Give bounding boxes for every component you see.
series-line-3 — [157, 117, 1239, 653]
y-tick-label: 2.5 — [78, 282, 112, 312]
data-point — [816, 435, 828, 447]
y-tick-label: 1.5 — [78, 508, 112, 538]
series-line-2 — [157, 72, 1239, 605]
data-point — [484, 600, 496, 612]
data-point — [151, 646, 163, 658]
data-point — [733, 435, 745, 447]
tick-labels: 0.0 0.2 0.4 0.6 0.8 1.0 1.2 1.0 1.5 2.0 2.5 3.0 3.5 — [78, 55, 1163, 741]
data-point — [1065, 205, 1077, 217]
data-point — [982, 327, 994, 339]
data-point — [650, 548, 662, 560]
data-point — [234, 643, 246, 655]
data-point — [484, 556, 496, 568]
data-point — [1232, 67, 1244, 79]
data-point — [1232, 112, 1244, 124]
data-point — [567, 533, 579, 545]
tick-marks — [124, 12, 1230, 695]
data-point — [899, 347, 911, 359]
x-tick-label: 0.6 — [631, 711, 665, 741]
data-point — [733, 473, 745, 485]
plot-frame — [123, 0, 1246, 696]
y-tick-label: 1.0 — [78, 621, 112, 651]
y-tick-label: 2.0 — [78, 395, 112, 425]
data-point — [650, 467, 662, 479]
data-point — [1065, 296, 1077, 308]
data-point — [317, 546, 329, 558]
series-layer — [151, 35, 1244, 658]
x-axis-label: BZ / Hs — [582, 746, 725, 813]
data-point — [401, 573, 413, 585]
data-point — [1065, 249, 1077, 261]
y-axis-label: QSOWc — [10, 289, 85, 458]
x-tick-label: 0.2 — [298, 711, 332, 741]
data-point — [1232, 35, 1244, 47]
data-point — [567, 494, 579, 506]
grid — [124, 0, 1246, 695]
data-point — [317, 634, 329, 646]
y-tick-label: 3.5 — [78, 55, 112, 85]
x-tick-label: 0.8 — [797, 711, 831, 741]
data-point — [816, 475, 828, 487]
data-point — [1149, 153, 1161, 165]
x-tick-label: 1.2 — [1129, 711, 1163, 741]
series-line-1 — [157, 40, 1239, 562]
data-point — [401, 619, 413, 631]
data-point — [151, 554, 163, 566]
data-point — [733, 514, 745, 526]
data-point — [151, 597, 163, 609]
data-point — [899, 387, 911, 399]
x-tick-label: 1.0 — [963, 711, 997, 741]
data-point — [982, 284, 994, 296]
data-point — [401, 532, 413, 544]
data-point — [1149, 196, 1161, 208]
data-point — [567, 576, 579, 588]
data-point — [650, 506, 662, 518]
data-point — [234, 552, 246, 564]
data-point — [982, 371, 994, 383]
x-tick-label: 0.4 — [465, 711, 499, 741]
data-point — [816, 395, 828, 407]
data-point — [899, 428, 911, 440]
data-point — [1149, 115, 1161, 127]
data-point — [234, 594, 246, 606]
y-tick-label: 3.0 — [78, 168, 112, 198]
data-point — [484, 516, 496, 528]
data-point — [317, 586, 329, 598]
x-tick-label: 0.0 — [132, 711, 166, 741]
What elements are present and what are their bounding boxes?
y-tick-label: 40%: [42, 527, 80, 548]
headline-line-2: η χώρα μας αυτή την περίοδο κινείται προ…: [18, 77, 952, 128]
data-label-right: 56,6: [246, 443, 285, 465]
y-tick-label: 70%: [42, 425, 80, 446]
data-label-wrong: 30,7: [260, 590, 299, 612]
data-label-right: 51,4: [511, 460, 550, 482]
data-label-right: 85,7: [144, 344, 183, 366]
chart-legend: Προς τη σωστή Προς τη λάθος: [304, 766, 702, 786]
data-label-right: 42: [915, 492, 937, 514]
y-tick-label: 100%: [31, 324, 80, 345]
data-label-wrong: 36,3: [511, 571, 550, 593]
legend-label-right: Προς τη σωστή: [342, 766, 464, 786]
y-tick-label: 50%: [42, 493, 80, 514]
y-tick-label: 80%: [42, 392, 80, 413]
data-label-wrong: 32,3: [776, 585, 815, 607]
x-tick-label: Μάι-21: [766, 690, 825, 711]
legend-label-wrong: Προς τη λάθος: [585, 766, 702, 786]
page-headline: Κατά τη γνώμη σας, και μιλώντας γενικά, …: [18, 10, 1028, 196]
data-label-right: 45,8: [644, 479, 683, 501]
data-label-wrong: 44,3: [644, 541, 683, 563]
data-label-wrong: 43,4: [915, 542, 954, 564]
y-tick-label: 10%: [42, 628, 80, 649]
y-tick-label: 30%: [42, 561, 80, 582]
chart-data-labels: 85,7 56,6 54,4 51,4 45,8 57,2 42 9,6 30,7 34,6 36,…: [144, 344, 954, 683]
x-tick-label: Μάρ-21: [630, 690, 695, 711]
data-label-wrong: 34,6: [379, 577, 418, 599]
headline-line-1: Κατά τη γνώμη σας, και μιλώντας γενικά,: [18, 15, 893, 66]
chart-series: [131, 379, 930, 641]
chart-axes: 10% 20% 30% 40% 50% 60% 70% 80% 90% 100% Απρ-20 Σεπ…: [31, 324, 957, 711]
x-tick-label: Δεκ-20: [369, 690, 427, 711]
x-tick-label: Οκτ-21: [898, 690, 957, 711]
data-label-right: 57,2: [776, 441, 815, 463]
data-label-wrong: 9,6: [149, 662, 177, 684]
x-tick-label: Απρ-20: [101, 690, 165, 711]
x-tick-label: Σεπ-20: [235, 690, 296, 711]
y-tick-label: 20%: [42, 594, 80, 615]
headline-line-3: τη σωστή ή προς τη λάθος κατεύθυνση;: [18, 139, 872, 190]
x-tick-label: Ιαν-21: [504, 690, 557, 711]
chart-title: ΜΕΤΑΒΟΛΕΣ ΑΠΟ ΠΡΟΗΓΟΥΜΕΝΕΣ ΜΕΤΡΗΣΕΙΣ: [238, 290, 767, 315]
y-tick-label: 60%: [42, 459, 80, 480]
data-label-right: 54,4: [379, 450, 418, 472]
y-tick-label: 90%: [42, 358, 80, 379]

○ ○ ○ ○

> **INSTRUCTIONS TO FOLLOW**: Copy the listing above word for word, keeping every line.

> **EXERCISE OUTPUT**:
Give bounding boxes for every component you see.
series-line-3 — [157, 117, 1239, 653]
y-tick-label: 2.5 — [78, 282, 112, 312]
data-point — [816, 435, 828, 447]
y-tick-label: 1.5 — [78, 508, 112, 538]
series-line-2 — [157, 72, 1239, 605]
data-point — [484, 600, 496, 612]
data-point — [151, 646, 163, 658]
data-point — [733, 435, 745, 447]
tick-labels: 0.0 0.2 0.4 0.6 0.8 1.0 1.2 1.0 1.5 2.0 2.5 3.0 3.5 — [78, 55, 1163, 741]
data-point — [1065, 205, 1077, 217]
data-point — [982, 327, 994, 339]
data-point — [650, 548, 662, 560]
data-point — [234, 643, 246, 655]
data-point — [484, 556, 496, 568]
data-point — [1232, 67, 1244, 79]
data-point — [1232, 112, 1244, 124]
data-point — [567, 533, 579, 545]
tick-marks — [124, 12, 1230, 695]
data-point — [899, 347, 911, 359]
x-tick-label: 0.6 — [631, 711, 665, 741]
data-point — [733, 473, 745, 485]
plot-frame — [123, 0, 1246, 696]
y-tick-label: 1.0 — [78, 621, 112, 651]
y-tick-label: 2.0 — [78, 395, 112, 425]
data-point — [650, 467, 662, 479]
data-point — [1065, 296, 1077, 308]
data-point — [317, 546, 329, 558]
series-layer — [151, 35, 1244, 658]
x-axis-label: BZ / Hs — [582, 746, 725, 813]
data-point — [401, 573, 413, 585]
data-point — [1065, 249, 1077, 261]
y-axis-label: QSOWc — [10, 289, 85, 458]
x-tick-label: 0.2 — [298, 711, 332, 741]
data-point — [1232, 35, 1244, 47]
data-point — [567, 494, 579, 506]
grid — [124, 0, 1246, 695]
data-point — [317, 634, 329, 646]
y-tick-label: 3.5 — [78, 55, 112, 85]
x-tick-label: 0.8 — [797, 711, 831, 741]
data-point — [816, 475, 828, 487]
data-point — [1149, 153, 1161, 165]
x-tick-label: 1.2 — [1129, 711, 1163, 741]
series-line-1 — [157, 40, 1239, 562]
data-point — [401, 619, 413, 631]
data-point — [151, 554, 163, 566]
data-point — [733, 514, 745, 526]
data-point — [151, 597, 163, 609]
data-point — [899, 387, 911, 399]
x-tick-label: 1.0 — [963, 711, 997, 741]
data-point — [982, 284, 994, 296]
data-point — [401, 532, 413, 544]
data-point — [1149, 196, 1161, 208]
data-point — [567, 576, 579, 588]
data-point — [650, 506, 662, 518]
data-point — [234, 552, 246, 564]
data-point — [982, 371, 994, 383]
x-tick-label: 0.4 — [465, 711, 499, 741]
data-point — [816, 395, 828, 407]
data-point — [899, 428, 911, 440]
data-point — [1149, 115, 1161, 127]
data-point — [234, 594, 246, 606]
y-tick-label: 3.0 — [78, 168, 112, 198]
data-point — [484, 516, 496, 528]
data-point — [317, 586, 329, 598]
x-tick-label: 0.0 — [132, 711, 166, 741]
What elements are present and what are their bounding boxes?
y-tick-label: 40%: [42, 527, 80, 548]
headline-line-2: η χώρα μας αυτή την περίοδο κινείται προ…: [18, 77, 952, 128]
data-label-right: 56,6: [246, 443, 285, 465]
y-tick-label: 70%: [42, 425, 80, 446]
data-label-wrong: 30,7: [260, 590, 299, 612]
data-label-right: 51,4: [511, 460, 550, 482]
data-label-right: 85,7: [144, 344, 183, 366]
chart-legend: Προς τη σωστή Προς τη λάθος: [304, 766, 702, 786]
data-label-right: 42: [915, 492, 937, 514]
y-tick-label: 100%: [31, 324, 80, 345]
data-label-wrong: 36,3: [511, 571, 550, 593]
legend-label-right: Προς τη σωστή: [342, 766, 464, 786]
y-tick-label: 50%: [42, 493, 80, 514]
y-tick-label: 80%: [42, 392, 80, 413]
data-label-wrong: 32,3: [776, 585, 815, 607]
x-tick-label: Μάι-21: [766, 690, 825, 711]
legend-label-wrong: Προς τη λάθος: [585, 766, 702, 786]
page-headline: Κατά τη γνώμη σας, και μιλώντας γενικά, …: [18, 10, 1028, 196]
data-label-right: 45,8: [644, 479, 683, 501]
data-label-wrong: 44,3: [644, 541, 683, 563]
data-label-wrong: 43,4: [915, 542, 954, 564]
y-tick-label: 10%: [42, 628, 80, 649]
y-tick-label: 30%: [42, 561, 80, 582]
chart-data-labels: 85,7 56,6 54,4 51,4 45,8 57,2 42 9,6 30,7 34,6 36,…: [144, 344, 954, 683]
x-tick-label: Μάρ-21: [630, 690, 695, 711]
data-label-wrong: 34,6: [379, 577, 418, 599]
headline-line-1: Κατά τη γνώμη σας, και μιλώντας γενικά,: [18, 15, 893, 66]
chart-series: [131, 379, 930, 641]
chart-axes: 10% 20% 30% 40% 50% 60% 70% 80% 90% 100% Απρ-20 Σεπ…: [31, 324, 957, 711]
x-tick-label: Δεκ-20: [369, 690, 427, 711]
x-tick-label: Οκτ-21: [898, 690, 957, 711]
data-label-right: 57,2: [776, 441, 815, 463]
data-label-wrong: 9,6: [149, 662, 177, 684]
x-tick-label: Απρ-20: [101, 690, 165, 711]
x-tick-label: Σεπ-20: [235, 690, 296, 711]
y-tick-label: 20%: [42, 594, 80, 615]
headline-line-3: τη σωστή ή προς τη λάθος κατεύθυνση;: [18, 139, 872, 190]
x-tick-label: Ιαν-21: [504, 690, 557, 711]
chart-title: ΜΕΤΑΒΟΛΕΣ ΑΠΟ ΠΡΟΗΓΟΥΜΕΝΕΣ ΜΕΤΡΗΣΕΙΣ: [238, 290, 767, 315]
y-tick-label: 60%: [42, 459, 80, 480]
data-label-right: 54,4: [379, 450, 418, 472]
y-tick-label: 90%: [42, 358, 80, 379]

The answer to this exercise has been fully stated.